Written exercise | Give the data below again, word for word.

┌────────

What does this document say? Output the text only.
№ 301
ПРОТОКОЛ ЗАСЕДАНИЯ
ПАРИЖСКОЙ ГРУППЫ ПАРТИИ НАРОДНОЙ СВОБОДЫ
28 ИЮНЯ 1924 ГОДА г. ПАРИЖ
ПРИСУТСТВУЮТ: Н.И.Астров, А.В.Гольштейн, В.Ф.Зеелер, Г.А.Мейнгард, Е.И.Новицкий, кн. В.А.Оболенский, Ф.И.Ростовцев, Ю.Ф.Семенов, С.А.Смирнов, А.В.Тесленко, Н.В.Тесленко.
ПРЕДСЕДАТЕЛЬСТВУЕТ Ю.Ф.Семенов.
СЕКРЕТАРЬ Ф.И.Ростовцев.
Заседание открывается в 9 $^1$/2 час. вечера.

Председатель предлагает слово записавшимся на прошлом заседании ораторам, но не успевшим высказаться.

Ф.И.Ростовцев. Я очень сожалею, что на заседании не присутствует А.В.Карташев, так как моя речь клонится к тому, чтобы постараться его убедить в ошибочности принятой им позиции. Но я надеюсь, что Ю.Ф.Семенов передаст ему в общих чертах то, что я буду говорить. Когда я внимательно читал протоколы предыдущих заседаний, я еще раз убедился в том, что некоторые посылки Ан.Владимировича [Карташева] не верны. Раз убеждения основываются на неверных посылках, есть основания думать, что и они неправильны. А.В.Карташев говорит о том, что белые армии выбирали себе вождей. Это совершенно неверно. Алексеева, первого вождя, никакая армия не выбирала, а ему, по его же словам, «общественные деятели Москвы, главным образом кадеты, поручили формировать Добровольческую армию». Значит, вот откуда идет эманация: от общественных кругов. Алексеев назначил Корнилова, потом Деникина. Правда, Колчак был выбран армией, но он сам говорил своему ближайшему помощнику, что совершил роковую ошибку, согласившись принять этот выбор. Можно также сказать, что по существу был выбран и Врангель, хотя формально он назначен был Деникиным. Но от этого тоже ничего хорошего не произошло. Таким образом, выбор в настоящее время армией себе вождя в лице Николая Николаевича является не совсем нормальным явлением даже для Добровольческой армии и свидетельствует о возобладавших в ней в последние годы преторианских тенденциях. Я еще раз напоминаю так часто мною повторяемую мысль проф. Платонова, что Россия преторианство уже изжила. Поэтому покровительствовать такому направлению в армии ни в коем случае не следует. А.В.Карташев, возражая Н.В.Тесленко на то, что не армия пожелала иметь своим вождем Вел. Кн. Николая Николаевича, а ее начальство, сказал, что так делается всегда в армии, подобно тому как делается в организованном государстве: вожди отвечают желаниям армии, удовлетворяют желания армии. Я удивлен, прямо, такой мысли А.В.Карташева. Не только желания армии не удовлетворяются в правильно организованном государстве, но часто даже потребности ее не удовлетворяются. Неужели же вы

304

└────────

Response to this exercise |
What does this document say? Output the text only.
№ 301
ПРОТОКОЛ ЗАСЕДАНИЯ
ПАРИЖСКОЙ ГРУППЫ ПАРТИИ НАРОДНОЙ СВОБОДЫ
28 ИЮНЯ 1924 ГОДА г. ПАРИЖ
ПРИСУТСТВУЮТ: Н.И.Астров, А.В.Гольштейн, В.Ф.Зеелер, Г.А.Мейнгард, Е.И.Новицкий, кн. В.А.Оболенский, Ф.И.Ростовцев, Ю.Ф.Семенов, С.А.Смирнов, А.В.Тесленко, Н.В.Тесленко.
ПРЕДСЕДАТЕЛЬСТВУЕТ Ю.Ф.Семенов.
СЕКРЕТАРЬ Ф.И.Ростовцев.
Заседание открывается в 9 $^1$/2 час. вечера.

Председатель предлагает слово записавшимся на прошлом заседании ораторам, но не успевшим высказаться.

Ф.И.Ростовцев. Я очень сожалею, что на заседании не присутствует А.В.Карташев, так как моя речь клонится к тому, чтобы постараться его убедить в ошибочности принятой им позиции. Но я надеюсь, что Ю.Ф.Семенов передаст ему в общих чертах то, что я буду говорить. Когда я внимательно читал протоколы предыдущих заседаний, я еще раз убедился в том, что некоторые посылки Ан.Владимировича [Карташева] не верны. Раз убеждения основываются на неверных посылках, есть основания думать, что и они неправильны. А.В.Карташев говорит о том, что белые армии выбирали себе вождей. Это совершенно неверно. Алексеева, первого вождя, никакая армия не выбирала, а ему, по его же словам, «общественные деятели Москвы, главным образом кадеты, поручили формировать Добровольческую армию». Значит, вот откуда идет эманация: от общественных кругов. Алексеев назначил Корнилова, потом Деникина. Правда, Колчак был выбран армией, но он сам говорил своему ближайшему помощнику, что совершил роковую ошибку, согласившись принять этот выбор. Можно также сказать, что по существу был выбран и Врангель, хотя формально он назначен был Деникиным. Но от этого тоже ничего хорошего не произошло. Таким образом, выбор в настоящее время армией себе вождя в лице Николая Николаевича является не совсем нормальным явлением даже для Добровольческой армии и свидетельствует о возобладавших в ней в последние годы преторианских тенденциях. Я еще раз напоминаю так часто мною повторяемую мысль проф. Платонова, что Россия преторианство уже изжила. Поэтому покровительствовать такому направлению в армии ни в коем случае не следует. А.В.Карташев, возражая Н.В.Тесленко на то, что не армия пожелала иметь своим вождем Вел. Кн. Николая Николаевича, а ее начальство, сказал, что так делается всегда в армии, подобно тому как делается в организованном государстве: вожди отвечают желаниям армии, удовлетворяют желания армии. Я удивлен, прямо, такой мысли А.В.Карташева. Не только желания армии не удовлетворяются в правильно организованном государстве, но часто даже потребности ее не удовлетворяются. Неужели же вы

304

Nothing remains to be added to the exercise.